Reproduce the full listing that appears beneath this instruction exactly.

-- EXTRACTED MATERIAL --
# # #

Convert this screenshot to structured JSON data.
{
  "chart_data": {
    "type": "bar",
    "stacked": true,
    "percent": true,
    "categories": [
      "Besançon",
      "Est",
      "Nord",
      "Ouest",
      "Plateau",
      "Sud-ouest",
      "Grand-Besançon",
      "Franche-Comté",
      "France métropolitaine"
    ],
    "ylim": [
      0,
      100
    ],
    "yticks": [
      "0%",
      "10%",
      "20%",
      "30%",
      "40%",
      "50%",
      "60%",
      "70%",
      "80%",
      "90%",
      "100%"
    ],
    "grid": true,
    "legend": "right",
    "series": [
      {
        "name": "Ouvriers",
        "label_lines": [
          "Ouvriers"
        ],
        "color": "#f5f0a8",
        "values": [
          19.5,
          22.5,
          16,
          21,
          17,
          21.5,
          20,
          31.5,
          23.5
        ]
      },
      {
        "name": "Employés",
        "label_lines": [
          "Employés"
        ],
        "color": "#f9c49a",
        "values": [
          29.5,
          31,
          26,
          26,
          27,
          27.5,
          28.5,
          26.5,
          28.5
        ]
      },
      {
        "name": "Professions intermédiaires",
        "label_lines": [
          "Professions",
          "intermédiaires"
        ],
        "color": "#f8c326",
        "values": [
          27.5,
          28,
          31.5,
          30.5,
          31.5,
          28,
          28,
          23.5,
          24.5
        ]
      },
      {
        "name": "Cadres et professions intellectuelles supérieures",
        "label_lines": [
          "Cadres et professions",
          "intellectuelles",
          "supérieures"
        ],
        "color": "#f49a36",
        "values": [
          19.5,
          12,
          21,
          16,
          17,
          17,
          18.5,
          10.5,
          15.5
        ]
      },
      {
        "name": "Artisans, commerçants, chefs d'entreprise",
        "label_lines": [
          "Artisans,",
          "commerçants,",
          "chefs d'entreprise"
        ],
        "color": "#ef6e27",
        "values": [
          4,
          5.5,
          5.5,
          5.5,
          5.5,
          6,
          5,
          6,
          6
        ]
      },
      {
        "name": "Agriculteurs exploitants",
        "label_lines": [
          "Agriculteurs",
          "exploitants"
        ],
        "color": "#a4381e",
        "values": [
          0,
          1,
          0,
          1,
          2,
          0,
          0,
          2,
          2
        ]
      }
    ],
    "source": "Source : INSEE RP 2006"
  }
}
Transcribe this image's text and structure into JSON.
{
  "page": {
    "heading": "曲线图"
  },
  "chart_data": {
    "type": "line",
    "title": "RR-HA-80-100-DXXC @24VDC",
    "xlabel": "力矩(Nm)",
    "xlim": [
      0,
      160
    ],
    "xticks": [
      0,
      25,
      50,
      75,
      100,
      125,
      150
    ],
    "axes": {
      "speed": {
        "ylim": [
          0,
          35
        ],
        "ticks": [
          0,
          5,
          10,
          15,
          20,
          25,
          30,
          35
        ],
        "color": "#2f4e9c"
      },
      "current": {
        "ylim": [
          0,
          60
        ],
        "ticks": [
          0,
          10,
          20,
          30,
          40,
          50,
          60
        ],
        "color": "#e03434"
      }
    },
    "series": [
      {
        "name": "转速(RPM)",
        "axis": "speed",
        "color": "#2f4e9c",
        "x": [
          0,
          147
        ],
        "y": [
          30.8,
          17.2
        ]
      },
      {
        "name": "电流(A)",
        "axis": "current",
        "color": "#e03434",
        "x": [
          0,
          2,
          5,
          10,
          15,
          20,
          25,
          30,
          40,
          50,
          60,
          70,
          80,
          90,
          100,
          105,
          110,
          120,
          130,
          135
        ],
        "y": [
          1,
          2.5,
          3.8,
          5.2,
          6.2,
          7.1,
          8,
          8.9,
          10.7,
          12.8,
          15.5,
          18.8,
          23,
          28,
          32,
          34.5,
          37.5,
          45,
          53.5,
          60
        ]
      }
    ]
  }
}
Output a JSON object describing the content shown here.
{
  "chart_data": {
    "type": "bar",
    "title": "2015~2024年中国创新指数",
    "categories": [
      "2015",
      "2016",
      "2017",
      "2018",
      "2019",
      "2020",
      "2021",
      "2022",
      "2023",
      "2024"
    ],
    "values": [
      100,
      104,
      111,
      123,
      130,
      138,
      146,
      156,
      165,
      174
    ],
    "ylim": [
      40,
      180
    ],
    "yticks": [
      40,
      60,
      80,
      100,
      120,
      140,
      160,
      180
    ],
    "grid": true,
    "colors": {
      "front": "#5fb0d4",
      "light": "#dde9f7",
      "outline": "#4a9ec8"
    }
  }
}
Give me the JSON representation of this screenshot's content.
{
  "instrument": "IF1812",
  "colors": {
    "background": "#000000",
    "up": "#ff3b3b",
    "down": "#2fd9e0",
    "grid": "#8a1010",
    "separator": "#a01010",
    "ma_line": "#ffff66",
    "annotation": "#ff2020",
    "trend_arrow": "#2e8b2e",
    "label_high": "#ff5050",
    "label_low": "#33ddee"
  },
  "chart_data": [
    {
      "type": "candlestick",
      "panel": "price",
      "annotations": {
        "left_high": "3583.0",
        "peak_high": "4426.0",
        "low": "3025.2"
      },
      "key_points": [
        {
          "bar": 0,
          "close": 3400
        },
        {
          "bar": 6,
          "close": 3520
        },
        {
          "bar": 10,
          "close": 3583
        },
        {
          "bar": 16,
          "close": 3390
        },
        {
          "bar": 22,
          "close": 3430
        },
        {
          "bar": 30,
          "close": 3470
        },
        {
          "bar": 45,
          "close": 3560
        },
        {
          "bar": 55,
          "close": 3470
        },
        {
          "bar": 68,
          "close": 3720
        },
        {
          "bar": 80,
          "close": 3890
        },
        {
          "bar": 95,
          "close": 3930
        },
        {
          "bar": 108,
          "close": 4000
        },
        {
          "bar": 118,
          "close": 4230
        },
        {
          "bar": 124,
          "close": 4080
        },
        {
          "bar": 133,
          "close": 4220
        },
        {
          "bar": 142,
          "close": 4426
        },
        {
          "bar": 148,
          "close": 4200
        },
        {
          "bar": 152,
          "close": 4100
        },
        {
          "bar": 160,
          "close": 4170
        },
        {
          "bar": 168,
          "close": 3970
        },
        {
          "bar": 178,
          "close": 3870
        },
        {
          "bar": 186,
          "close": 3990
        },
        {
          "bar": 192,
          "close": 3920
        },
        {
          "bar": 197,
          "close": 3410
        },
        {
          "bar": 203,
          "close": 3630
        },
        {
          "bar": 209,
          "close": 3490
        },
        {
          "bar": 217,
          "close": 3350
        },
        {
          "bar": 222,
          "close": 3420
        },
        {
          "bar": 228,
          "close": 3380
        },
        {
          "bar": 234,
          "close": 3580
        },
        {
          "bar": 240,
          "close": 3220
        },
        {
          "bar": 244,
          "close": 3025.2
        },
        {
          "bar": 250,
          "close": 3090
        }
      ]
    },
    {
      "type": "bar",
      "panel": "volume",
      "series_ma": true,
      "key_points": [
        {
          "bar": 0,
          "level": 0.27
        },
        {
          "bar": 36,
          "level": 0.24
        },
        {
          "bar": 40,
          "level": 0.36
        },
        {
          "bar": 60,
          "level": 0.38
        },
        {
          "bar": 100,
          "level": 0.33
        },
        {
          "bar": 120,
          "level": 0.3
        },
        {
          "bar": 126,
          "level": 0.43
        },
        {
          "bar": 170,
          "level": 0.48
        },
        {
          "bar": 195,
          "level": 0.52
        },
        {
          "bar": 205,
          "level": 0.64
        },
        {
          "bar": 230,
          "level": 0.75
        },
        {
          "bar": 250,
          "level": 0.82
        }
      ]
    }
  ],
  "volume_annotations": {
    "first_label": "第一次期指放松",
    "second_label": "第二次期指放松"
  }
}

# # #

-- ANSWER TO THIS EXERCISE --
Convert this screenshot to structured JSON data.
{
  "chart_data": {
    "type": "bar",
    "stacked": true,
    "percent": true,
    "categories": [
      "Besançon",
      "Est",
      "Nord",
      "Ouest",
      "Plateau",
      "Sud-ouest",
      "Grand-Besançon",
      "Franche-Comté",
      "France métropolitaine"
    ],
    "ylim": [
      0,
      100
    ],
    "yticks": [
      "0%",
      "10%",
      "20%",
      "30%",
      "40%",
      "50%",
      "60%",
      "70%",
      "80%",
      "90%",
      "100%"
    ],
    "grid": true,
    "legend": "right",
    "series": [
      {
        "name": "Ouvriers",
        "label_lines": [
          "Ouvriers"
        ],
        "color": "#f5f0a8",
        "values": [
          19.5,
          22.5,
          16,
          21,
          17,
          21.5,
          20,
          31.5,
          23.5
        ]
      },
      {
        "name": "Employés",
        "label_lines": [
          "Employés"
        ],
        "color": "#f9c49a",
        "values": [
          29.5,
          31,
          26,
          26,
          27,
          27.5,
          28.5,
          26.5,
          28.5
        ]
      },
      {
        "name": "Professions intermédiaires",
        "label_lines": [
          "Professions",
          "intermédiaires"
        ],
        "color": "#f8c326",
        "values": [
          27.5,
          28,
          31.5,
          30.5,
          31.5,
          28,
          28,
          23.5,
          24.5
        ]
      },
      {
        "name": "Cadres et professions intellectuelles supérieures",
        "label_lines": [
          "Cadres et professions",
          "intellectuelles",
          "supérieures"
        ],
        "color": "#f49a36",
        "values": [
          19.5,
          12,
          21,
          16,
          17,
          17,
          18.5,
          10.5,
          15.5
        ]
      },
      {
        "name": "Artisans, commerçants, chefs d'entreprise",
        "label_lines": [
          "Artisans,",
          "commerçants,",
          "chefs d'entreprise"
        ],
        "color": "#ef6e27",
        "values": [
          4,
          5.5,
          5.5,
          5.5,
          5.5,
          6,
          5,
          6,
          6
        ]
      },
      {
        "name": "Agriculteurs exploitants",
        "label_lines": [
          "Agriculteurs",
          "exploitants"
        ],
        "color": "#a4381e",
        "values": [
          0,
          1,
          0,
          1,
          2,
          0,
          0,
          2,
          2
        ]
      }
    ],
    "source": "Source : INSEE RP 2006"
  }
}
Transcribe this image's text and structure into JSON.
{
  "page": {
    "heading": "曲线图"
  },
  "chart_data": {
    "type": "line",
    "title": "RR-HA-80-100-DXXC @24VDC",
    "xlabel": "力矩(Nm)",
    "xlim": [
      0,
      160
    ],
    "xticks": [
      0,
      25,
      50,
      75,
      100,
      125,
      150
    ],
    "axes": {
      "speed": {
        "ylim": [
          0,
          35
        ],
        "ticks": [
          0,
          5,
          10,
          15,
          20,
          25,
          30,
          35
        ],
        "color": "#2f4e9c"
      },
      "current": {
        "ylim": [
          0,
          60
        ],
        "ticks": [
          0,
          10,
          20,
          30,
          40,
          50,
          60
        ],
        "color": "#e03434"
      }
    },
    "series": [
      {
        "name": "转速(RPM)",
        "axis": "speed",
        "color": "#2f4e9c",
        "x": [
          0,
          147
        ],
        "y": [
          30.8,
          17.2
        ]
      },
      {
        "name": "电流(A)",
        "axis": "current",
        "color": "#e03434",
        "x": [
          0,
          2,
          5,
          10,
          15,
          20,
          25,
          30,
          40,
          50,
          60,
          70,
          80,
          90,
          100,
          105,
          110,
          120,
          130,
          135
        ],
        "y": [
          1,
          2.5,
          3.8,
          5.2,
          6.2,
          7.1,
          8,
          8.9,
          10.7,
          12.8,
          15.5,
          18.8,
          23,
          28,
          32,
          34.5,
          37.5,
          45,
          53.5,
          60
        ]
      }
    ]
  }
}
Output a JSON object describing the content shown here.
{
  "chart_data": {
    "type": "bar",
    "title": "2015~2024年中国创新指数",
    "categories": [
      "2015",
      "2016",
      "2017",
      "2018",
      "2019",
      "2020",
      "2021",
      "2022",
      "2023",
      "2024"
    ],
    "values": [
      100,
      104,
      111,
      123,
      130,
      138,
      146,
      156,
      165,
      174
    ],
    "ylim": [
      40,
      180
    ],
    "yticks": [
      40,
      60,
      80,
      100,
      120,
      140,
      160,
      180
    ],
    "grid": true,
    "colors": {
      "front": "#5fb0d4",
      "light": "#dde9f7",
      "outline": "#4a9ec8"
    }
  }
}
Give me the JSON representation of this screenshot's content.
{
  "instrument": "IF1812",
  "colors": {
    "background": "#000000",
    "up": "#ff3b3b",
    "down": "#2fd9e0",
    "grid": "#8a1010",
    "separator": "#a01010",
    "ma_line": "#ffff66",
    "annotation": "#ff2020",
    "trend_arrow": "#2e8b2e",
    "label_high": "#ff5050",
    "label_low": "#33ddee"
  },
  "chart_data": [
    {
      "type": "candlestick",
      "panel": "price",
      "annotations": {
        "left_high": "3583.0",
        "peak_high": "4426.0",
        "low": "3025.2"
      },
      "key_points": [
        {
          "bar": 0,
          "close": 3400
        },
        {
          "bar": 6,
          "close": 3520
        },
        {
          "bar": 10,
          "close": 3583
        },
        {
          "bar": 16,
          "close": 3390
        },
        {
          "bar": 22,
          "close": 3430
        },
        {
          "bar": 30,
          "close": 3470
        },
        {
          "bar": 45,
          "close": 3560
        },
        {
          "bar": 55,
          "close": 3470
        },
        {
          "bar": 68,
          "close": 3720
        },
        {
          "bar": 80,
          "close": 3890
        },
        {
          "bar": 95,
          "close": 3930
        },
        {
          "bar": 108,
          "close": 4000
        },
        {
          "bar": 118,
          "close": 4230
        },
        {
          "bar": 124,
          "close": 4080
        },
        {
          "bar": 133,
          "close": 4220
        },
        {
          "bar": 142,
          "close": 4426
        },
        {
          "bar": 148,
          "close": 4200
        },
        {
          "bar": 152,
          "close": 4100
        },
        {
          "bar": 160,
          "close": 4170
        },
        {
          "bar": 168,
          "close": 3970
        },
        {
          "bar": 178,
          "close": 3870
        },
        {
          "bar": 186,
          "close": 3990
        },
        {
          "bar": 192,
          "close": 3920
        },
        {
          "bar": 197,
          "close": 3410
        },
        {
          "bar": 203,
          "close": 3630
        },
        {
          "bar": 209,
          "close": 3490
        },
        {
          "bar": 217,
          "close": 3350
        },
        {
          "bar": 222,
          "close": 3420
        },
        {
          "bar": 228,
          "close": 3380
        },
        {
          "bar": 234,
          "close": 3580
        },
        {
          "bar": 240,
          "close": 3220
        },
        {
          "bar": 244,
          "close": 3025.2
        },
        {
          "bar": 250,
          "close": 3090
        }
      ]
    },
    {
      "type": "bar",
      "panel": "volume",
      "series_ma": true,
      "key_points": [
        {
          "bar": 0,
          "level": 0.27
        },
        {
          "bar": 36,
          "level": 0.24
        },
        {
          "bar": 40,
          "level": 0.36
        },
        {
          "bar": 60,
          "level": 0.38
        },
        {
          "bar": 100,
          "level": 0.33
        },
        {
          "bar": 120,
          "level": 0.3
        },
        {
          "bar": 126,
          "level": 0.43
        },
        {
          "bar": 170,
          "level": 0.48
        },
        {
          "bar": 195,
          "level": 0.52
        },
        {
          "bar": 205,
          "level": 0.64
        },
        {
          "bar": 230,
          "level": 0.75
        },
        {
          "bar": 250,
          "level": 0.82
        }
      ]
    }
  ],
  "volume_annotations": {
    "first_label": "第一次期指放松",
    "second_label": "第二次期指放松"
  }
}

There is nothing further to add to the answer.